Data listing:
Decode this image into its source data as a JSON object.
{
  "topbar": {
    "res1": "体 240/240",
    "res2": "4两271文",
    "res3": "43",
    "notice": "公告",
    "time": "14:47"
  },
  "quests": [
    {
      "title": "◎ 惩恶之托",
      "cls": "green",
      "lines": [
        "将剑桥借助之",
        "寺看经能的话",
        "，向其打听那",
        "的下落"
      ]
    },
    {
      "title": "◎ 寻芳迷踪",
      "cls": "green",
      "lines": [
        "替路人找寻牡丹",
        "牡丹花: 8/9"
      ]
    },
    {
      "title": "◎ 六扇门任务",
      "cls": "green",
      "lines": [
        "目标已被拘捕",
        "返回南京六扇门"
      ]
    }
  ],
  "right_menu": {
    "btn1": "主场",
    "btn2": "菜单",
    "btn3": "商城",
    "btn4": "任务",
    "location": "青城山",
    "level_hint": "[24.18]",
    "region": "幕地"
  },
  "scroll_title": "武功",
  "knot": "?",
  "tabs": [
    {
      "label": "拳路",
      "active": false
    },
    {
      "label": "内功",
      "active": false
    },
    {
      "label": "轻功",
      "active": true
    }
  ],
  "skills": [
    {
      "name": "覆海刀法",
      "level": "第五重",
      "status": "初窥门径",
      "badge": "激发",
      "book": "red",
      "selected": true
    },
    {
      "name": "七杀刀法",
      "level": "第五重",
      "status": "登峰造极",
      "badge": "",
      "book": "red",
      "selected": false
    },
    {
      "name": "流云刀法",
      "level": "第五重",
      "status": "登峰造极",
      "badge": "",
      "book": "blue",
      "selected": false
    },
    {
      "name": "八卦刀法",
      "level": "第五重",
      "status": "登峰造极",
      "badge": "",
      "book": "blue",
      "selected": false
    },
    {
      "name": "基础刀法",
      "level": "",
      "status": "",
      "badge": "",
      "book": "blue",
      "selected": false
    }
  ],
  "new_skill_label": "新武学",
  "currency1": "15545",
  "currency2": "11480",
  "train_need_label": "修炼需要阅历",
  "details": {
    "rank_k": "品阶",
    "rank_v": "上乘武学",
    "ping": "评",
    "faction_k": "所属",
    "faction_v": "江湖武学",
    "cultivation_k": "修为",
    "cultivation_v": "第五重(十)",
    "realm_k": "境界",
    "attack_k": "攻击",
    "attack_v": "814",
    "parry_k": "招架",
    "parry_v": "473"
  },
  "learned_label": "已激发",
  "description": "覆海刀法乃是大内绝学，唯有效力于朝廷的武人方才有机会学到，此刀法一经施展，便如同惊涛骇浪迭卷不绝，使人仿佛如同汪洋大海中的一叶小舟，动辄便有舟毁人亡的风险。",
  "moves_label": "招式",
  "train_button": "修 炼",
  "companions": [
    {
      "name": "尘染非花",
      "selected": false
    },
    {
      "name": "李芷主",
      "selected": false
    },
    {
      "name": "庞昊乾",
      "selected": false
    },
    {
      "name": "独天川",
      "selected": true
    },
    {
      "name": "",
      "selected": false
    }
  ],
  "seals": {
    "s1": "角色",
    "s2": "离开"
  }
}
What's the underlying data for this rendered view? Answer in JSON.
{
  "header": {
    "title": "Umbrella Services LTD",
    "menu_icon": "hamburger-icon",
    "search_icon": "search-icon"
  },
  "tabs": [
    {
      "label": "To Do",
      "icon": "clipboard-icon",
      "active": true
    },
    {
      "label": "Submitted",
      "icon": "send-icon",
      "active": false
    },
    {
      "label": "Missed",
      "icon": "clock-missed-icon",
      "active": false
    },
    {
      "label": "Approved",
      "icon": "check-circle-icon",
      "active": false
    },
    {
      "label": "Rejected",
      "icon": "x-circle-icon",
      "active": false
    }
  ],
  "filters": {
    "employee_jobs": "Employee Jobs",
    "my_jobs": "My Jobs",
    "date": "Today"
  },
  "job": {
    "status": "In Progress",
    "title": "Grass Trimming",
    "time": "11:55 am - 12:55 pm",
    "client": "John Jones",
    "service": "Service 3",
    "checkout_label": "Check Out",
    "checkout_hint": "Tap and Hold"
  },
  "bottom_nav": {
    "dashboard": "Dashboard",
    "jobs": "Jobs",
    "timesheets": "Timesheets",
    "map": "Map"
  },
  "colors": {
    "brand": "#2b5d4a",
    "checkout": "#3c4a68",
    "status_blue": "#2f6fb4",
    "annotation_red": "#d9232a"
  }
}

### [Instruction]
Copy each line of the data above without altering a single character.

### [Task answer]
Decode this image into its source data as a JSON object.
{
  "topbar": {
    "res1": "体 240/240",
    "res2": "4两271文",
    "res3": "43",
    "notice": "公告",
    "time": "14:47"
  },
  "quests": [
    {
      "title": "◎ 惩恶之托",
      "cls": "green",
      "lines": [
        "将剑桥借助之",
        "寺看经能的话",
        "，向其打听那",
        "的下落"
      ]
    },
    {
      "title": "◎ 寻芳迷踪",
      "cls": "green",
      "lines": [
        "替路人找寻牡丹",
        "牡丹花: 8/9"
      ]
    },
    {
      "title": "◎ 六扇门任务",
      "cls": "green",
      "lines": [
        "目标已被拘捕",
        "返回南京六扇门"
      ]
    }
  ],
  "right_menu": {
    "btn1": "主场",
    "btn2": "菜单",
    "btn3": "商城",
    "btn4": "任务",
    "location": "青城山",
    "level_hint": "[24.18]",
    "region": "幕地"
  },
  "scroll_title": "武功",
  "knot": "?",
  "tabs": [
    {
      "label": "拳路",
      "active": false
    },
    {
      "label": "内功",
      "active": false
    },
    {
      "label": "轻功",
      "active": true
    }
  ],
  "skills": [
    {
      "name": "覆海刀法",
      "level": "第五重",
      "status": "初窥门径",
      "badge": "激发",
      "book": "red",
      "selected": true
    },
    {
      "name": "七杀刀法",
      "level": "第五重",
      "status": "登峰造极",
      "badge": "",
      "book": "red",
      "selected": false
    },
    {
      "name": "流云刀法",
      "level": "第五重",
      "status": "登峰造极",
      "badge": "",
      "book": "blue",
      "selected": false
    },
    {
      "name": "八卦刀法",
      "level": "第五重",
      "status": "登峰造极",
      "badge": "",
      "book": "blue",
      "selected": false
    },
    {
      "name": "基础刀法",
      "level": "",
      "status": "",
      "badge": "",
      "book": "blue",
      "selected": false
    }
  ],
  "new_skill_label": "新武学",
  "currency1": "15545",
  "currency2": "11480",
  "train_need_label": "修炼需要阅历",
  "details": {
    "rank_k": "品阶",
    "rank_v": "上乘武学",
    "ping": "评",
    "faction_k": "所属",
    "faction_v": "江湖武学",
    "cultivation_k": "修为",
    "cultivation_v": "第五重(十)",
    "realm_k": "境界",
    "attack_k": "攻击",
    "attack_v": "814",
    "parry_k": "招架",
    "parry_v": "473"
  },
  "learned_label": "已激发",
  "description": "覆海刀法乃是大内绝学，唯有效力于朝廷的武人方才有机会学到，此刀法一经施展，便如同惊涛骇浪迭卷不绝，使人仿佛如同汪洋大海中的一叶小舟，动辄便有舟毁人亡的风险。",
  "moves_label": "招式",
  "train_button": "修 炼",
  "companions": [
    {
      "name": "尘染非花",
      "selected": false
    },
    {
      "name": "李芷主",
      "selected": false
    },
    {
      "name": "庞昊乾",
      "selected": false
    },
    {
      "name": "独天川",
      "selected": true
    },
    {
      "name": "",
      "selected": false
    }
  ],
  "seals": {
    "s1": "角色",
    "s2": "离开"
  }
}
What's the underlying data for this rendered view? Answer in JSON.
{
  "header": {
    "title": "Umbrella Services LTD",
    "menu_icon": "hamburger-icon",
    "search_icon": "search-icon"
  },
  "tabs": [
    {
      "label": "To Do",
      "icon": "clipboard-icon",
      "active": true
    },
    {
      "label": "Submitted",
      "icon": "send-icon",
      "active": false
    },
    {
      "label": "Missed",
      "icon": "clock-missed-icon",
      "active": false
    },
    {
      "label": "Approved",
      "icon": "check-circle-icon",
      "active": false
    },
    {
      "label": "Rejected",
      "icon": "x-circle-icon",
      "active": false
    }
  ],
  "filters": {
    "employee_jobs": "Employee Jobs",
    "my_jobs": "My Jobs",
    "date": "Today"
  },
  "job": {
    "status": "In Progress",
    "title": "Grass Trimming",
    "time": "11:55 am - 12:55 pm",
    "client": "John Jones",
    "service": "Service 3",
    "checkout_label": "Check Out",
    "checkout_hint": "Tap and Hold"
  },
  "bottom_nav": {
    "dashboard": "Dashboard",
    "jobs": "Jobs",
    "timesheets": "Timesheets",
    "map": "Map"
  },
  "colors": {
    "brand": "#2b5d4a",
    "checkout": "#3c4a68",
    "status_blue": "#2f6fb4",
    "annotation_red": "#d9232a"
  }
}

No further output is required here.